ALEX FERNET "Modern night"
(2025 )
Gira con voce insistente che, per forza di cose, prima o poi tutti ricorreranno (chi più, chi meno) all’Intelligenza Artificiale.
Dal profondo del cuore, spero vivamente che questo scenario previsto non si attui totalmente, ed è per questo che nutro stima incondizionata per artisti come Alex Fernet.
Lui, con il secondo album “Modern Night”, fa capire apertamente che il caleidoscopio delle proprie idee viene messo in campo senza aiutini tecnologici ma solo col frutto di una progettazione altamente personale ed interessante.
Alex mette in risalto mescolanze stilistiche di soul, funk e new-wave in modalità semi-visionaria, con aloni oscuri che ci stanno da Dio e senza la presunzione che ri-formuli il tutto in chiave originale, ma in forma ri-modellata “ad hoc”, questo sì!
Sarà bene approcciarsi all’ascolto con volontà e bramosa curiosità, poiché le sorprese ripagheranno in pieno il tempo impiegato.
L’aperitivo lo scoliamo con il gustoso pop-funk “Rollover” e lo spigliato tessuto catchy di “Hey Lady”, pronto poi a modificarne leggermente l’orlatura con “The nightdrive”, peraltro senza strappi traumatici.

************

_Esercizi da svolgere_
1. Secondo la recensione, quali stili mescola Alex Fernet?
2. Ricopia dalla recensione il passo che inizia con «Lui, con il» e finisce con «personale ed interessante.».

************

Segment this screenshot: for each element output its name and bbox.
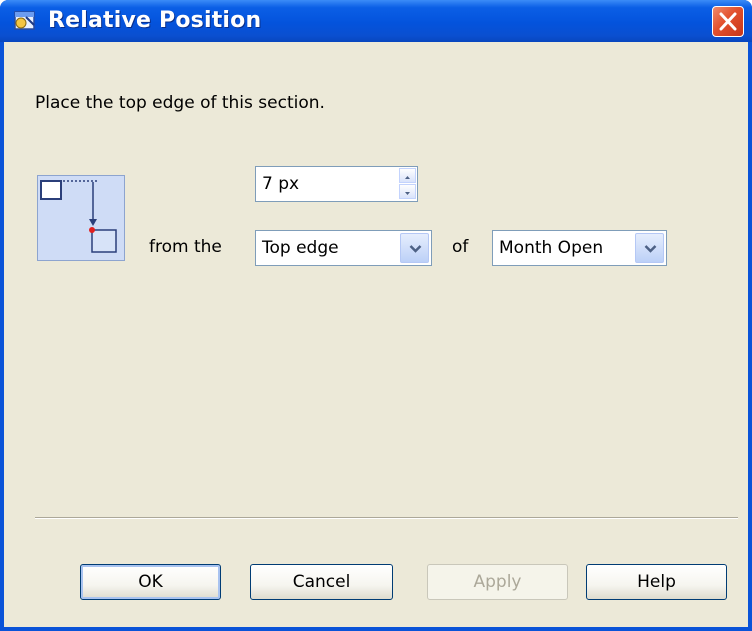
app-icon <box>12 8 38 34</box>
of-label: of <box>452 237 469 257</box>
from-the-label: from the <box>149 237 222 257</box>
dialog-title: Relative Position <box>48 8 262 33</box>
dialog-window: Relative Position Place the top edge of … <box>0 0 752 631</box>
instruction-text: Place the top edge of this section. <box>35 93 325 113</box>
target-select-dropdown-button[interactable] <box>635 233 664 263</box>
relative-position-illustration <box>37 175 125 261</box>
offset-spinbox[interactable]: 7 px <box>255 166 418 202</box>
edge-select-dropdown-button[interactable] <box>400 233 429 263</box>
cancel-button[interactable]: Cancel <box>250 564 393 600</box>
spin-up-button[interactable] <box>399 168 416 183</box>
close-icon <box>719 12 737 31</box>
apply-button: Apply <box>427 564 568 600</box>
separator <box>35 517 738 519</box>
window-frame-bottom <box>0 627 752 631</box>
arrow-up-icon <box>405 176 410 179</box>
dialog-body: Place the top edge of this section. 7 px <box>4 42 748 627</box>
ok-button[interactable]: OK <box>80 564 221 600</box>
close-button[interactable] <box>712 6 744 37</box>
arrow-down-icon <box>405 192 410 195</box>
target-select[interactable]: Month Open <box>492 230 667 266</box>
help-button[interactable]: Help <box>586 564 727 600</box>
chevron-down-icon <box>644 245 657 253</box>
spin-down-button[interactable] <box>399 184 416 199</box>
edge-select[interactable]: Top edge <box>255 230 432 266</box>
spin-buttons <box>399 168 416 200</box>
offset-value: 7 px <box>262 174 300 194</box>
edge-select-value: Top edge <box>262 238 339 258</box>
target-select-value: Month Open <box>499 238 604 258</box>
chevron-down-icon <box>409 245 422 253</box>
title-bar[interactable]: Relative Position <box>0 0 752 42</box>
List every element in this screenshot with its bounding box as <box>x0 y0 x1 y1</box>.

************

_Soluzioni per esercizio_
1. Soul, funk e new-wave.

2.
Lui, con il secondo album “Modern Night”, fa capire apertamente che il caleidoscopio delle proprie idee viene messo in campo senza aiutini tecnologici ma solo col frutto di una progettazione altamente personale ed interessante.